- Task to carry out
Copy every entry exactly as given, minus the images.

* begin Entries shown *

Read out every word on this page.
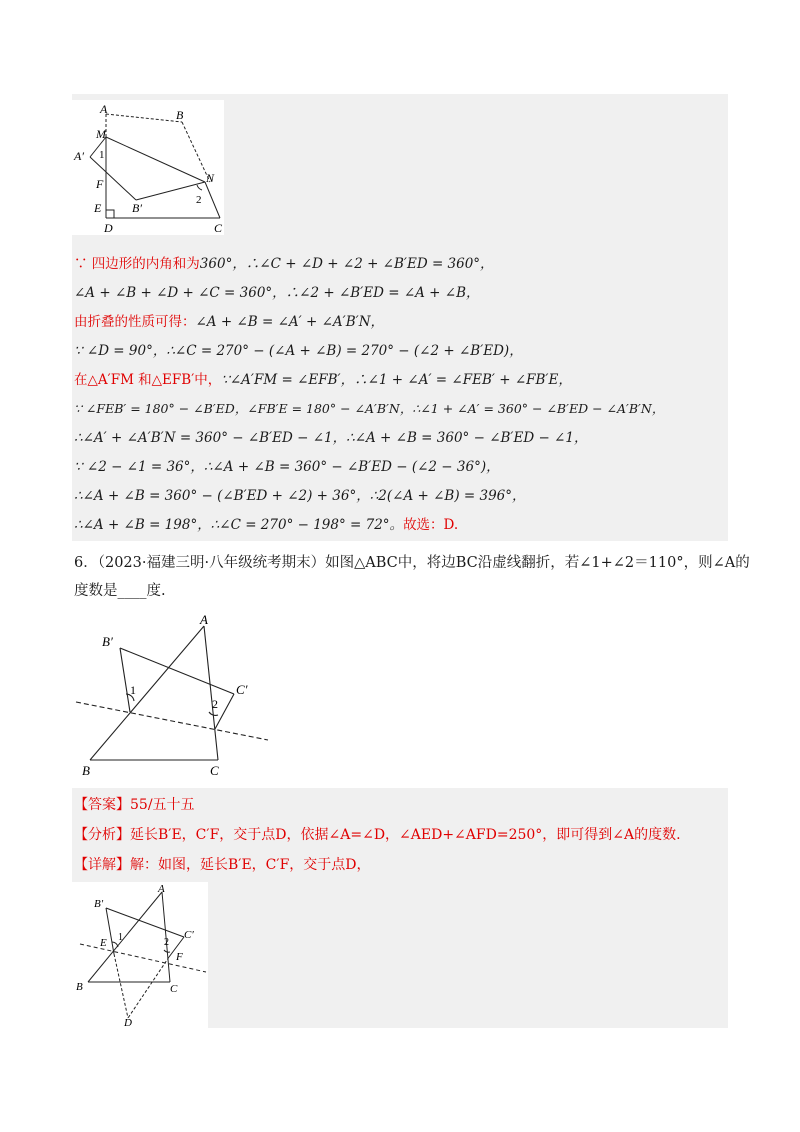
A	B
M
A′ 1
F	N
2
E	B′
D	C
∵ 四边形的内角和为360°，∴∠C + ∠D + ∠2 + ∠B′ED = 360°，
∠A + ∠B + ∠D + ∠C = 360°，∴∠2 + ∠B′ED = ∠A + ∠B，
由折叠的性质可得：∠A + ∠B = ∠A′ + ∠A′B′N，
∵ ∠D = 90°，∴∠C = 270° − (∠A + ∠B) = 270° − (∠2 + ∠B′ED)，
在△A′FM 和△EFB′中，∵∠A′FM = ∠EFB′，∴∠1 + ∠A′ = ∠FEB′ + ∠FB′E，
∵ ∠FEB′ = 180° − ∠B′ED，∠FB′E = 180° − ∠A′B′N，∴∠1 + ∠A′ = 360° − ∠B′ED − ∠A′B′N，
∴∠A′ + ∠A′B′N = 360° − ∠B′ED − ∠1，∴∠A + ∠B = 360° − ∠B′ED − ∠1，
∵ ∠2 − ∠1 = 36°，∴∠A + ∠B = 360° − ∠B′ED − (∠2 − 36°)，
∴∠A + ∠B = 360° − (∠B′ED + ∠2) + 36°，∴2(∠A + ∠B) = 396°，
∴∠A + ∠B = 198°，∴∠C = 270° − 198° = 72°。故选：D.
6．（2023·福建三明·八年级统考期末）如图△ABC中，将边BC沿虚线翻折，若∠1+∠2＝110°，则∠A的
度数是____度.
A
B′
1
2
C′
B	C
【答案】55/五十五
【分析】延长B′E，C′F，交于点D，依据∠A=∠D，∠AED+∠AFD=250°，即可得到∠A的度数.
【详解】解：如图，延长B′E，C′F，交于点D，
A
B′
E 1	2
C′
F
B	C
D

* end Entries shown *

- Written solution
Read out every word on this page.
A	B
M
A′ 1
F	N
2
E	B′
D	C
∵ 四边形的内角和为360°，∴∠C + ∠D + ∠2 + ∠B′ED = 360°，
∠A + ∠B + ∠D + ∠C = 360°，∴∠2 + ∠B′ED = ∠A + ∠B，
由折叠的性质可得：∠A + ∠B = ∠A′ + ∠A′B′N，
∵ ∠D = 90°，∴∠C = 270° − (∠A + ∠B) = 270° − (∠2 + ∠B′ED)，
在△A′FM 和△EFB′中，∵∠A′FM = ∠EFB′，∴∠1 + ∠A′ = ∠FEB′ + ∠FB′E，
∵ ∠FEB′ = 180° − ∠B′ED，∠FB′E = 180° − ∠A′B′N，∴∠1 + ∠A′ = 360° − ∠B′ED − ∠A′B′N，
∴∠A′ + ∠A′B′N = 360° − ∠B′ED − ∠1，∴∠A + ∠B = 360° − ∠B′ED − ∠1，
∵ ∠2 − ∠1 = 36°，∴∠A + ∠B = 360° − ∠B′ED − (∠2 − 36°)，
∴∠A + ∠B = 360° − (∠B′ED + ∠2) + 36°，∴2(∠A + ∠B) = 396°，
∴∠A + ∠B = 198°，∴∠C = 270° − 198° = 72°。故选：D.
6．（2023·福建三明·八年级统考期末）如图△ABC中，将边BC沿虚线翻折，若∠1+∠2＝110°，则∠A的
度数是____度.
A
B′
1
2
C′
B	C
【答案】55/五十五
【分析】延长B′E，C′F，交于点D，依据∠A=∠D，∠AED+∠AFD=250°，即可得到∠A的度数.
【详解】解：如图，延长B′E，C′F，交于点D，
A
B′
E 1	2
C′
F
B	C
D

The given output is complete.